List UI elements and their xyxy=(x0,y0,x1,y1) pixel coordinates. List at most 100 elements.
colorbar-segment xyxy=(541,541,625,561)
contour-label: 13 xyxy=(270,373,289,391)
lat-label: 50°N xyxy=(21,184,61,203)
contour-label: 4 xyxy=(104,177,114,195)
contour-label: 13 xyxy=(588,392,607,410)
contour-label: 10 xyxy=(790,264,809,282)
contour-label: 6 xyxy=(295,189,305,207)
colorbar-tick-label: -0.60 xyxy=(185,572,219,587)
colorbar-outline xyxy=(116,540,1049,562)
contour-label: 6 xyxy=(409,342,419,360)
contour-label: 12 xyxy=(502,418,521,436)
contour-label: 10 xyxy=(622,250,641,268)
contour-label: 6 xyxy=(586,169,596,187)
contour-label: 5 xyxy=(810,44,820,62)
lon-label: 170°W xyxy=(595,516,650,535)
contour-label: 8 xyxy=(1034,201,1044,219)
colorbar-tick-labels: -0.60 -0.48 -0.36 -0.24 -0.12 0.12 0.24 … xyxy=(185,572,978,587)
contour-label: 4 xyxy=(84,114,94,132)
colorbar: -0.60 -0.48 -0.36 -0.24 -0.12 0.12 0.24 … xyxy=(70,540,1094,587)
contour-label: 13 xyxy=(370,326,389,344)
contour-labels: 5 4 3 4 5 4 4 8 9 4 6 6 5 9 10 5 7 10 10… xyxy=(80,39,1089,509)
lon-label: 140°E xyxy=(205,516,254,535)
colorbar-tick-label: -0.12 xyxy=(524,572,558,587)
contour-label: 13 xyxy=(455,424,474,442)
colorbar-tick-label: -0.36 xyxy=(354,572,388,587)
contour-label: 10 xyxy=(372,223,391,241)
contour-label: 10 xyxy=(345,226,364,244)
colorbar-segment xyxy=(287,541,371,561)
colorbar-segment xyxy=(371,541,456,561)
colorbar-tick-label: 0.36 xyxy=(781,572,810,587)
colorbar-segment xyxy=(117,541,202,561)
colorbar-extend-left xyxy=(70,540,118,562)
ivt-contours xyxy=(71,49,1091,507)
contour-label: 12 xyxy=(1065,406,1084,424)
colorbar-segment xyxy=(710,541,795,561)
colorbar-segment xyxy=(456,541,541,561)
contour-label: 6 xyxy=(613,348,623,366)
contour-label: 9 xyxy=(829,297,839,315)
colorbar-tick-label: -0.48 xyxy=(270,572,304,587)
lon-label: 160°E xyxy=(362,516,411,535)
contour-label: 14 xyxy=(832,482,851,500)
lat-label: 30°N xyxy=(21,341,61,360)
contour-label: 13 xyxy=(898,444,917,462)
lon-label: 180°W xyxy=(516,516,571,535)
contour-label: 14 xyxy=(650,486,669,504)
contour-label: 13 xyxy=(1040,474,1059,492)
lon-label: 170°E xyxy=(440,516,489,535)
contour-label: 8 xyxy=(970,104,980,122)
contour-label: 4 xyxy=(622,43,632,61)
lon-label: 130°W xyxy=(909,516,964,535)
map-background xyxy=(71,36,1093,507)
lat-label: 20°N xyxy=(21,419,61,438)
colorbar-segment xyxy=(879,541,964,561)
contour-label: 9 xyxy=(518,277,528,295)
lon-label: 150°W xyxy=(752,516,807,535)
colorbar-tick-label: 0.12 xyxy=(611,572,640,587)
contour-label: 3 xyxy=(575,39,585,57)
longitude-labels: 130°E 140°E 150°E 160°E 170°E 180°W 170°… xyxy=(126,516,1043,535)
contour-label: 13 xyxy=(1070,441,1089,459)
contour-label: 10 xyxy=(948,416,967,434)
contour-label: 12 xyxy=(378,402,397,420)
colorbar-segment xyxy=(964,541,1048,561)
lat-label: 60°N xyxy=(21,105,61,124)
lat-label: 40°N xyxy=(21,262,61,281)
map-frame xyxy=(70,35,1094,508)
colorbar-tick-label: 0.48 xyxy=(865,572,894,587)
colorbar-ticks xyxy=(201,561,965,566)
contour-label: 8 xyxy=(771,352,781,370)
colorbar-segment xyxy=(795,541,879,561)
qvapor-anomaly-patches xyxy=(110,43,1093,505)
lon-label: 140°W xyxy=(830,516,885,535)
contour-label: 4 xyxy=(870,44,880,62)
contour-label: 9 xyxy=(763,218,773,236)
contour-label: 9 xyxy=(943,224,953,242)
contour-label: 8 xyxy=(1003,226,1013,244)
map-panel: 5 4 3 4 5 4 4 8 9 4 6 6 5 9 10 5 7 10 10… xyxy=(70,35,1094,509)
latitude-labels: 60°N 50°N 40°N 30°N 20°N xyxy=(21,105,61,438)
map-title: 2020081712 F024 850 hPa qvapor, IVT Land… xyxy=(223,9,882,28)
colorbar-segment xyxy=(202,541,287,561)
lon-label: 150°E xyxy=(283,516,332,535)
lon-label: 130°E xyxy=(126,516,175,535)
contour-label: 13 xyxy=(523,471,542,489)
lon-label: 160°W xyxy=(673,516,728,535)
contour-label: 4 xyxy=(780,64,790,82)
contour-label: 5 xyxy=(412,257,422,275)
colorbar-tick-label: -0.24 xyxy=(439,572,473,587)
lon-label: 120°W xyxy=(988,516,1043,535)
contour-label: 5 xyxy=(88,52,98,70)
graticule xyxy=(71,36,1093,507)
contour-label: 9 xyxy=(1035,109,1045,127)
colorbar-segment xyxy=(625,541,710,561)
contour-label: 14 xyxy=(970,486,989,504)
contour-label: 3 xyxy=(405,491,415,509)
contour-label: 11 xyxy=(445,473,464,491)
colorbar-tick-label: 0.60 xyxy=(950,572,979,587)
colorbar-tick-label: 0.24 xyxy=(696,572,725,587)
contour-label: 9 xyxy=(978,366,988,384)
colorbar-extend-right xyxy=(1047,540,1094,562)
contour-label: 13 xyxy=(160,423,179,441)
━━━━━━━━━━━━━━━━
» **WRITTEN EXERCISE**:
Copy all of the entries above line for line, with no changes.

» **RESPONSE BELOW**:
List UI elements and their xyxy=(x0,y0,x1,y1) pixel coordinates. List at most 100 elements.
colorbar-segment xyxy=(541,541,625,561)
contour-label: 13 xyxy=(270,373,289,391)
lat-label: 50°N xyxy=(21,184,61,203)
contour-label: 4 xyxy=(104,177,114,195)
contour-label: 13 xyxy=(588,392,607,410)
contour-label: 10 xyxy=(790,264,809,282)
contour-label: 6 xyxy=(295,189,305,207)
colorbar-tick-label: -0.60 xyxy=(185,572,219,587)
colorbar-outline xyxy=(116,540,1049,562)
contour-label: 6 xyxy=(409,342,419,360)
contour-label: 12 xyxy=(502,418,521,436)
contour-label: 10 xyxy=(622,250,641,268)
contour-label: 6 xyxy=(586,169,596,187)
contour-label: 5 xyxy=(810,44,820,62)
lon-label: 170°W xyxy=(595,516,650,535)
contour-label: 8 xyxy=(1034,201,1044,219)
colorbar-tick-labels: -0.60 -0.48 -0.36 -0.24 -0.12 0.12 0.24 … xyxy=(185,572,978,587)
contour-label: 4 xyxy=(84,114,94,132)
colorbar: -0.60 -0.48 -0.36 -0.24 -0.12 0.12 0.24 … xyxy=(70,540,1094,587)
contour-label: 13 xyxy=(370,326,389,344)
contour-labels: 5 4 3 4 5 4 4 8 9 4 6 6 5 9 10 5 7 10 10… xyxy=(80,39,1089,509)
lon-label: 140°E xyxy=(205,516,254,535)
colorbar-tick-label: -0.12 xyxy=(524,572,558,587)
contour-label: 13 xyxy=(455,424,474,442)
colorbar-tick-label: -0.36 xyxy=(354,572,388,587)
contour-label: 10 xyxy=(372,223,391,241)
contour-label: 10 xyxy=(345,226,364,244)
colorbar-segment xyxy=(287,541,371,561)
colorbar-segment xyxy=(371,541,456,561)
colorbar-tick-label: 0.36 xyxy=(781,572,810,587)
colorbar-segment xyxy=(117,541,202,561)
colorbar-extend-left xyxy=(70,540,118,562)
ivt-contours xyxy=(71,49,1091,507)
contour-label: 12 xyxy=(1065,406,1084,424)
colorbar-segment xyxy=(710,541,795,561)
colorbar-segment xyxy=(456,541,541,561)
contour-label: 6 xyxy=(613,348,623,366)
contour-label: 9 xyxy=(829,297,839,315)
colorbar-tick-label: -0.48 xyxy=(270,572,304,587)
lon-label: 160°E xyxy=(362,516,411,535)
contour-label: 14 xyxy=(832,482,851,500)
lat-label: 30°N xyxy=(21,341,61,360)
contour-label: 13 xyxy=(898,444,917,462)
lon-label: 180°W xyxy=(516,516,571,535)
contour-label: 14 xyxy=(650,486,669,504)
contour-label: 13 xyxy=(1040,474,1059,492)
lon-label: 170°E xyxy=(440,516,489,535)
contour-label: 8 xyxy=(970,104,980,122)
contour-label: 4 xyxy=(622,43,632,61)
lon-label: 130°W xyxy=(909,516,964,535)
map-background xyxy=(71,36,1093,507)
lat-label: 20°N xyxy=(21,419,61,438)
colorbar-segment xyxy=(879,541,964,561)
contour-label: 9 xyxy=(518,277,528,295)
lon-label: 150°W xyxy=(752,516,807,535)
colorbar-tick-label: 0.12 xyxy=(611,572,640,587)
contour-label: 3 xyxy=(575,39,585,57)
longitude-labels: 130°E 140°E 150°E 160°E 170°E 180°W 170°… xyxy=(126,516,1043,535)
contour-label: 13 xyxy=(1070,441,1089,459)
contour-label: 10 xyxy=(948,416,967,434)
contour-label: 12 xyxy=(378,402,397,420)
colorbar-segment xyxy=(964,541,1048,561)
lat-label: 60°N xyxy=(21,105,61,124)
lat-label: 40°N xyxy=(21,262,61,281)
map-frame xyxy=(70,35,1094,508)
colorbar-tick-label: 0.48 xyxy=(865,572,894,587)
colorbar-ticks xyxy=(201,561,965,566)
contour-label: 8 xyxy=(771,352,781,370)
colorbar-segment xyxy=(795,541,879,561)
qvapor-anomaly-patches xyxy=(110,43,1093,505)
lon-label: 140°W xyxy=(830,516,885,535)
contour-label: 4 xyxy=(870,44,880,62)
contour-label: 9 xyxy=(763,218,773,236)
contour-label: 9 xyxy=(943,224,953,242)
contour-label: 8 xyxy=(1003,226,1013,244)
map-panel: 5 4 3 4 5 4 4 8 9 4 6 6 5 9 10 5 7 10 10… xyxy=(70,35,1094,509)
latitude-labels: 60°N 50°N 40°N 30°N 20°N xyxy=(21,105,61,438)
map-title: 2020081712 F024 850 hPa qvapor, IVT Land… xyxy=(223,9,882,28)
colorbar-segment xyxy=(202,541,287,561)
lon-label: 150°E xyxy=(283,516,332,535)
lon-label: 130°E xyxy=(126,516,175,535)
contour-label: 13 xyxy=(523,471,542,489)
lon-label: 160°W xyxy=(673,516,728,535)
contour-label: 4 xyxy=(780,64,790,82)
contour-label: 5 xyxy=(412,257,422,275)
colorbar-tick-label: -0.24 xyxy=(439,572,473,587)
lon-label: 120°W xyxy=(988,516,1043,535)
contour-label: 5 xyxy=(88,52,98,70)
graticule xyxy=(71,36,1093,507)
contour-label: 9 xyxy=(1035,109,1045,127)
colorbar-segment xyxy=(625,541,710,561)
contour-label: 14 xyxy=(970,486,989,504)
contour-label: 3 xyxy=(405,491,415,509)
contour-label: 11 xyxy=(445,473,464,491)
colorbar-tick-label: 0.60 xyxy=(950,572,979,587)
colorbar-tick-label: 0.24 xyxy=(696,572,725,587)
contour-label: 9 xyxy=(978,366,988,384)
colorbar-extend-right xyxy=(1047,540,1094,562)
contour-label: 13 xyxy=(160,423,179,441)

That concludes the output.